Collection entries:

•••

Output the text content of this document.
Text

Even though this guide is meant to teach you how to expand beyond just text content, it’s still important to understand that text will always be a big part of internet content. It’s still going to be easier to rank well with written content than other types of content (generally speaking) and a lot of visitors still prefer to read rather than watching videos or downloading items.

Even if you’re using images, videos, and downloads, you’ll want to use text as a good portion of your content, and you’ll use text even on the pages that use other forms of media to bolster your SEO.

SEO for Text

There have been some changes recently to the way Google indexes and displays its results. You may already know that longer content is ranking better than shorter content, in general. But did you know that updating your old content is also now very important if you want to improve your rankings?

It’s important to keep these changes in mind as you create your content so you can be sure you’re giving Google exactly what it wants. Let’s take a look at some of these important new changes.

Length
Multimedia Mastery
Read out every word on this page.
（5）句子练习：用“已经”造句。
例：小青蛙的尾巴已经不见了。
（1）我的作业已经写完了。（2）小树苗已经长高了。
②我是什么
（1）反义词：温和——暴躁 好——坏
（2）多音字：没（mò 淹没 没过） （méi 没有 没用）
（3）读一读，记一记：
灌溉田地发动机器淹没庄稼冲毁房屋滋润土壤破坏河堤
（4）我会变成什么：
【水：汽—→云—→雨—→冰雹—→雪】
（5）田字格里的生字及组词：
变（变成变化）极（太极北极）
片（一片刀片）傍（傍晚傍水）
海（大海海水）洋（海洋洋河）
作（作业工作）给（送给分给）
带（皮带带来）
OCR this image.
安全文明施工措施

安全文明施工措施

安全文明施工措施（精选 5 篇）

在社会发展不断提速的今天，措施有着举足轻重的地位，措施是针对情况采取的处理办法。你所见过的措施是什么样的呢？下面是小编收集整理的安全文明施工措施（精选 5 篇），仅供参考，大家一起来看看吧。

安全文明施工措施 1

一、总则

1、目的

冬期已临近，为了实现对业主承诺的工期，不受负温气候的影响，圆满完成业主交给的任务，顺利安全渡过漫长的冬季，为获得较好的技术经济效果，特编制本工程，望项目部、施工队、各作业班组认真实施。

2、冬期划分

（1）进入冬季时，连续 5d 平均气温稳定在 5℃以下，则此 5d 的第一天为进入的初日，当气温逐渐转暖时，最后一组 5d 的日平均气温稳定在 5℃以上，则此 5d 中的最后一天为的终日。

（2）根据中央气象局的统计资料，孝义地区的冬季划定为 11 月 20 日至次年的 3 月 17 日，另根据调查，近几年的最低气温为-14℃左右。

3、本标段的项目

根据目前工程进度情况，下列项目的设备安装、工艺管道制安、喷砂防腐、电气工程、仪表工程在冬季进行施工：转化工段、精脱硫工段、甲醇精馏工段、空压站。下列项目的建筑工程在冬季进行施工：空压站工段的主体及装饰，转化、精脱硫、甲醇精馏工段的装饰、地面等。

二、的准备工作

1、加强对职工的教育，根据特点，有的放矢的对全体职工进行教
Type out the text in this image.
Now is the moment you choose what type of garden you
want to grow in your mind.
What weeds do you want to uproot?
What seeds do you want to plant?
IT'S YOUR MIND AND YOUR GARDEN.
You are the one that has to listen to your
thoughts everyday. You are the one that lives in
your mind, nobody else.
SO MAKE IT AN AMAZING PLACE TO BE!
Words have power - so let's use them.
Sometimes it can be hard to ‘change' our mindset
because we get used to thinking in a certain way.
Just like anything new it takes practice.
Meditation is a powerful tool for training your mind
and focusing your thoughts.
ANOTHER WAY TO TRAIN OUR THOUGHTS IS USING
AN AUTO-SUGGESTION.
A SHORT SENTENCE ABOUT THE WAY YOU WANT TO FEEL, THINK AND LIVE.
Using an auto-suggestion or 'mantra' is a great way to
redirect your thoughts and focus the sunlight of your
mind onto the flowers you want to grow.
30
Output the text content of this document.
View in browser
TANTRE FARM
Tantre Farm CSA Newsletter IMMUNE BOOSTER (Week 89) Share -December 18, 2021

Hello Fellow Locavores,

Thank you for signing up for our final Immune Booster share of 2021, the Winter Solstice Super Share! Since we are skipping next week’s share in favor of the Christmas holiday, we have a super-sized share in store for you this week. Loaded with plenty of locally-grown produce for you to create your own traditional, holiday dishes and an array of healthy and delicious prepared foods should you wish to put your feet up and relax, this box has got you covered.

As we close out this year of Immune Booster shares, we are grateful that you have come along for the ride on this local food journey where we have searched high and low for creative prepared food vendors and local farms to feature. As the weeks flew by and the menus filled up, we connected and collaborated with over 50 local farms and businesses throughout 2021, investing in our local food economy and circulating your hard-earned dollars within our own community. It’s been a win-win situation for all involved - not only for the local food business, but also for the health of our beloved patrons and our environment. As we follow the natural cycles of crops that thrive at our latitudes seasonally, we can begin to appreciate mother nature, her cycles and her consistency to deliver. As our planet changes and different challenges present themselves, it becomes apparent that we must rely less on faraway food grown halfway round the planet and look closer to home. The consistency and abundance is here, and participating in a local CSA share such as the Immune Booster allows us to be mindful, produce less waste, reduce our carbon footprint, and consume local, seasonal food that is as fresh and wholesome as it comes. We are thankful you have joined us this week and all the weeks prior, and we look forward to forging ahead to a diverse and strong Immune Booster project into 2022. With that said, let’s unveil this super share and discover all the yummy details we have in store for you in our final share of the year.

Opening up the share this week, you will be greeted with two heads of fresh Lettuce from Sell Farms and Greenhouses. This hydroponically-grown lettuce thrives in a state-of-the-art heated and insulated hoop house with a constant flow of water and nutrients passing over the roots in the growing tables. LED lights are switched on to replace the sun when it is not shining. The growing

•••

Check each line above for the word "will", and copy the lines where it appears.

TASK RESPONSE -
Even though this guide is meant to teach you how to expand beyond just text content, it’s still important to understand that text will always be a big part of internet content. It’s still going to be easier to rank well with written content than other types of content (generally speaking) and a lot of visitors still prefer to read rather than watching videos or downloading items.
Opening up the share this week, you will be greeted with two heads of fresh Lettuce from Sell Farms and Greenhouses. This hydroponically-grown lettuce thrives in a state-of-the-art heated and insulated hoop house with a constant flow of water and nutrients passing over the roots in the growing tables. LED lights are switched on to replace the sun when it is not shining. The growing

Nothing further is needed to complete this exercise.